- What the exercise asks -
Each record is to be printed again precisely as it reads.

- Dataset records -
▶

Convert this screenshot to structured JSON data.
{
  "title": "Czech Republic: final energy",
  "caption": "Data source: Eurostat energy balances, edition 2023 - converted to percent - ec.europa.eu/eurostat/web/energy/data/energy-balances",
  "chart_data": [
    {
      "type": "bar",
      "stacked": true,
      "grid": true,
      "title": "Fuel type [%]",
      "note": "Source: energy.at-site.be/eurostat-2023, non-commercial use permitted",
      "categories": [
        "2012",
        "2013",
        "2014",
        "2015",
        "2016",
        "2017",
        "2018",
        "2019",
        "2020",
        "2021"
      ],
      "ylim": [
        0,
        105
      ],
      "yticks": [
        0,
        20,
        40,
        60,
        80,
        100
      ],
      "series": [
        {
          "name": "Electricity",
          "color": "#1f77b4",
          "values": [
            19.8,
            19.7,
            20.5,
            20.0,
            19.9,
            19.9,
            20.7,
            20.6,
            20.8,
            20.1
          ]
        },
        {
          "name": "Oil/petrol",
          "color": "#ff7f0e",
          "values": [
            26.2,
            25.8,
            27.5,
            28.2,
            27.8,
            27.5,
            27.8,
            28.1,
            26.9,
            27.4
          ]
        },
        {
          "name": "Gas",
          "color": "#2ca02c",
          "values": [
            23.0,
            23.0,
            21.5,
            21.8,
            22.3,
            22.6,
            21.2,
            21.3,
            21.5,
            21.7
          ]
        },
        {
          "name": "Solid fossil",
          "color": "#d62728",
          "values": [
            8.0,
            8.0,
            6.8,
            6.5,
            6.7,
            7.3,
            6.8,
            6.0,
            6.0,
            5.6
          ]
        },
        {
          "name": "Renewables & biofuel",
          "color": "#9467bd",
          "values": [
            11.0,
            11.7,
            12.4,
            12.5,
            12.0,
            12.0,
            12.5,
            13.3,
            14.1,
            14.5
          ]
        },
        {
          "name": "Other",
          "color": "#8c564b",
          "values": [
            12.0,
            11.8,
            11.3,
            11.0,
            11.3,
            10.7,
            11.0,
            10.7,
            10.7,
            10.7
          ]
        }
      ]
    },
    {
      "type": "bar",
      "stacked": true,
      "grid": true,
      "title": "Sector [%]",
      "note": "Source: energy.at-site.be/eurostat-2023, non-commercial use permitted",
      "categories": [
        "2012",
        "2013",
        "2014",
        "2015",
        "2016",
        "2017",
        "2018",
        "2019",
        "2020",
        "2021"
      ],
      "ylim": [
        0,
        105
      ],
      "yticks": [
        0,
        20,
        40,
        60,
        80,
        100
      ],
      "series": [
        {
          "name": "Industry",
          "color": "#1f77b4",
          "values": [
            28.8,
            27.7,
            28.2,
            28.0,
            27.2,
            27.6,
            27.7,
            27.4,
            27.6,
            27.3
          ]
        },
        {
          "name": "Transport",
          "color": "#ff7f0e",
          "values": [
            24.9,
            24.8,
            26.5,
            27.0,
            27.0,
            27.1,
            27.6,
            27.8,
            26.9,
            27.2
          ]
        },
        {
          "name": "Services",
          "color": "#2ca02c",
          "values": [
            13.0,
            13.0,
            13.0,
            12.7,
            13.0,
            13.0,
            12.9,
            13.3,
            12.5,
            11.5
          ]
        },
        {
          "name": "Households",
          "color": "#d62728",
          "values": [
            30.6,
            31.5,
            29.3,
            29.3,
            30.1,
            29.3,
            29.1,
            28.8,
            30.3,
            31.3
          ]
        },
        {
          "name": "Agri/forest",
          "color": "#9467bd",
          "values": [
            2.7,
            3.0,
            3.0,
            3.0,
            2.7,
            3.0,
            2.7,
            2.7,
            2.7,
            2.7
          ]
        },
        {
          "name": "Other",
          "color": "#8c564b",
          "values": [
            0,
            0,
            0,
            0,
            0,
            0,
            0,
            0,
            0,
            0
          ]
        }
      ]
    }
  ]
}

◀

- Final result -
Convert this screenshot to structured JSON data.
{
  "title": "Czech Republic: final energy",
  "caption": "Data source: Eurostat energy balances, edition 2023 - converted to percent - ec.europa.eu/eurostat/web/energy/data/energy-balances",
  "chart_data": [
    {
      "type": "bar",
      "stacked": true,
      "grid": true,
      "title": "Fuel type [%]",
      "note": "Source: energy.at-site.be/eurostat-2023, non-commercial use permitted",
      "categories": [
        "2012",
        "2013",
        "2014",
        "2015",
        "2016",
        "2017",
        "2018",
        "2019",
        "2020",
        "2021"
      ],
      "ylim": [
        0,
        105
      ],
      "yticks": [
        0,
        20,
        40,
        60,
        80,
        100
      ],
      "series": [
        {
          "name": "Electricity",
          "color": "#1f77b4",
          "values": [
            19.8,
            19.7,
            20.5,
            20.0,
            19.9,
            19.9,
            20.7,
            20.6,
            20.8,
            20.1
          ]
        },
        {
          "name": "Oil/petrol",
          "color": "#ff7f0e",
          "values": [
            26.2,
            25.8,
            27.5,
            28.2,
            27.8,
            27.5,
            27.8,
            28.1,
            26.9,
            27.4
          ]
        },
        {
          "name": "Gas",
          "color": "#2ca02c",
          "values": [
            23.0,
            23.0,
            21.5,
            21.8,
            22.3,
            22.6,
            21.2,
            21.3,
            21.5,
            21.7
          ]
        },
        {
          "name": "Solid fossil",
          "color": "#d62728",
          "values": [
            8.0,
            8.0,
            6.8,
            6.5,
            6.7,
            7.3,
            6.8,
            6.0,
            6.0,
            5.6
          ]
        },
        {
          "name": "Renewables & biofuel",
          "color": "#9467bd",
          "values": [
            11.0,
            11.7,
            12.4,
            12.5,
            12.0,
            12.0,
            12.5,
            13.3,
            14.1,
            14.5
          ]
        },
        {
          "name": "Other",
          "color": "#8c564b",
          "values": [
            12.0,
            11.8,
            11.3,
            11.0,
            11.3,
            10.7,
            11.0,
            10.7,
            10.7,
            10.7
          ]
        }
      ]
    },
    {
      "type": "bar",
      "stacked": true,
      "grid": true,
      "title": "Sector [%]",
      "note": "Source: energy.at-site.be/eurostat-2023, non-commercial use permitted",
      "categories": [
        "2012",
        "2013",
        "2014",
        "2015",
        "2016",
        "2017",
        "2018",
        "2019",
        "2020",
        "2021"
      ],
      "ylim": [
        0,
        105
      ],
      "yticks": [
        0,
        20,
        40,
        60,
        80,
        100
      ],
      "series": [
        {
          "name": "Industry",
          "color": "#1f77b4",
          "values": [
            28.8,
            27.7,
            28.2,
            28.0,
            27.2,
            27.6,
            27.7,
            27.4,
            27.6,
            27.3
          ]
        },
        {
          "name": "Transport",
          "color": "#ff7f0e",
          "values": [
            24.9,
            24.8,
            26.5,
            27.0,
            27.0,
            27.1,
            27.6,
            27.8,
            26.9,
            27.2
          ]
        },
        {
          "name": "Services",
          "color": "#2ca02c",
          "values": [
            13.0,
            13.0,
            13.0,
            12.7,
            13.0,
            13.0,
            12.9,
            13.3,
            12.5,
            11.5
          ]
        },
        {
          "name": "Households",
          "color": "#d62728",
          "values": [
            30.6,
            31.5,
            29.3,
            29.3,
            30.1,
            29.3,
            29.1,
            28.8,
            30.3,
            31.3
          ]
        },
        {
          "name": "Agri/forest",
          "color": "#9467bd",
          "values": [
            2.7,
            3.0,
            3.0,
            3.0,
            2.7,
            3.0,
            2.7,
            2.7,
            2.7,
            2.7
          ]
        },
        {
          "name": "Other",
          "color": "#8c564b",
          "values": [
            0,
            0,
            0,
            0,
            0,
            0,
            0,
            0,
            0,
            0
          ]
        }
      ]
    }
  ]
}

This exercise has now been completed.